▶ _Short task_
Print the entries in full, word for word, but not the pictures.

'''

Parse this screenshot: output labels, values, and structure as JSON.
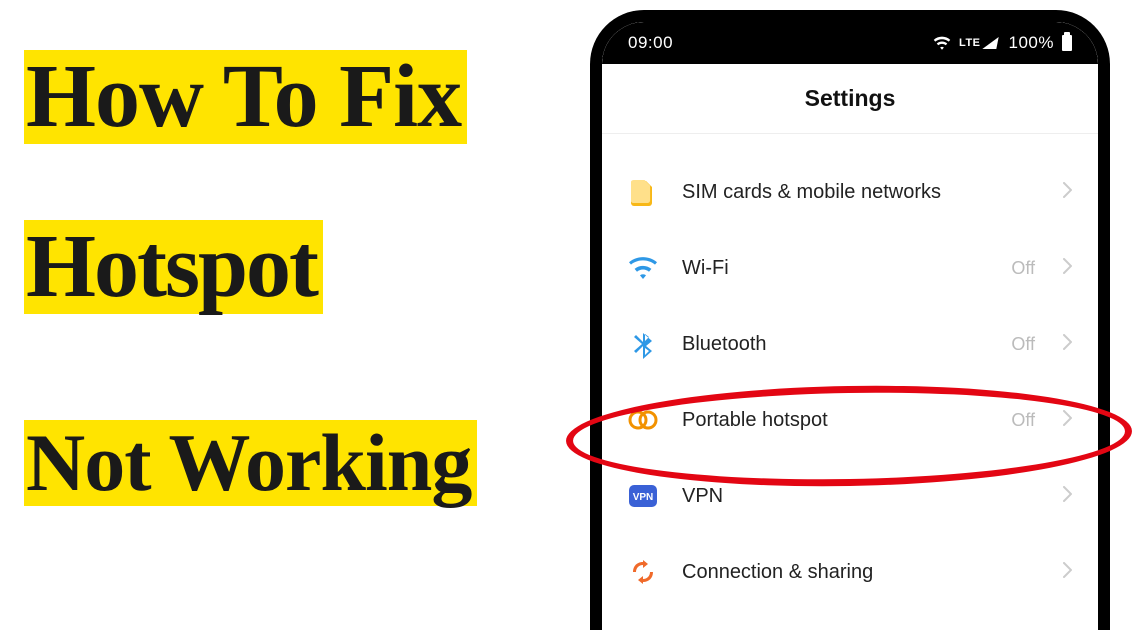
{
  "headline": {
    "line1": "How To Fix",
    "line2": "Hotspot",
    "line3": "Not Working"
  },
  "statusbar": {
    "time": "09:00",
    "network_label": "LTE",
    "battery": "100%"
  },
  "settings": {
    "title": "Settings",
    "rows": [
      {
        "key": "sim",
        "label": "SIM cards & mobile networks",
        "value": ""
      },
      {
        "key": "wifi",
        "label": "Wi-Fi",
        "value": "Off"
      },
      {
        "key": "bluetooth",
        "label": "Bluetooth",
        "value": "Off"
      },
      {
        "key": "hotspot",
        "label": "Portable hotspot",
        "value": "Off"
      },
      {
        "key": "vpn",
        "label": "VPN",
        "value": ""
      },
      {
        "key": "share",
        "label": "Connection & sharing",
        "value": ""
      }
    ]
  },
  "highlight_row": "hotspot",
  "colors": {
    "accent_yellow": "#ffe400",
    "circle_red": "#e30613"
  }
}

'''

▶ _Answer in full_
Parse this screenshot: output labels, values, and structure as JSON.
{
  "headline": {
    "line1": "How To Fix",
    "line2": "Hotspot",
    "line3": "Not Working"
  },
  "statusbar": {
    "time": "09:00",
    "network_label": "LTE",
    "battery": "100%"
  },
  "settings": {
    "title": "Settings",
    "rows": [
      {
        "key": "sim",
        "label": "SIM cards & mobile networks",
        "value": ""
      },
      {
        "key": "wifi",
        "label": "Wi-Fi",
        "value": "Off"
      },
      {
        "key": "bluetooth",
        "label": "Bluetooth",
        "value": "Off"
      },
      {
        "key": "hotspot",
        "label": "Portable hotspot",
        "value": "Off"
      },
      {
        "key": "vpn",
        "label": "VPN",
        "value": ""
      },
      {
        "key": "share",
        "label": "Connection & sharing",
        "value": ""
      }
    ]
  },
  "highlight_row": "hotspot",
  "colors": {
    "accent_yellow": "#ffe400",
    "circle_red": "#e30613"
  }
}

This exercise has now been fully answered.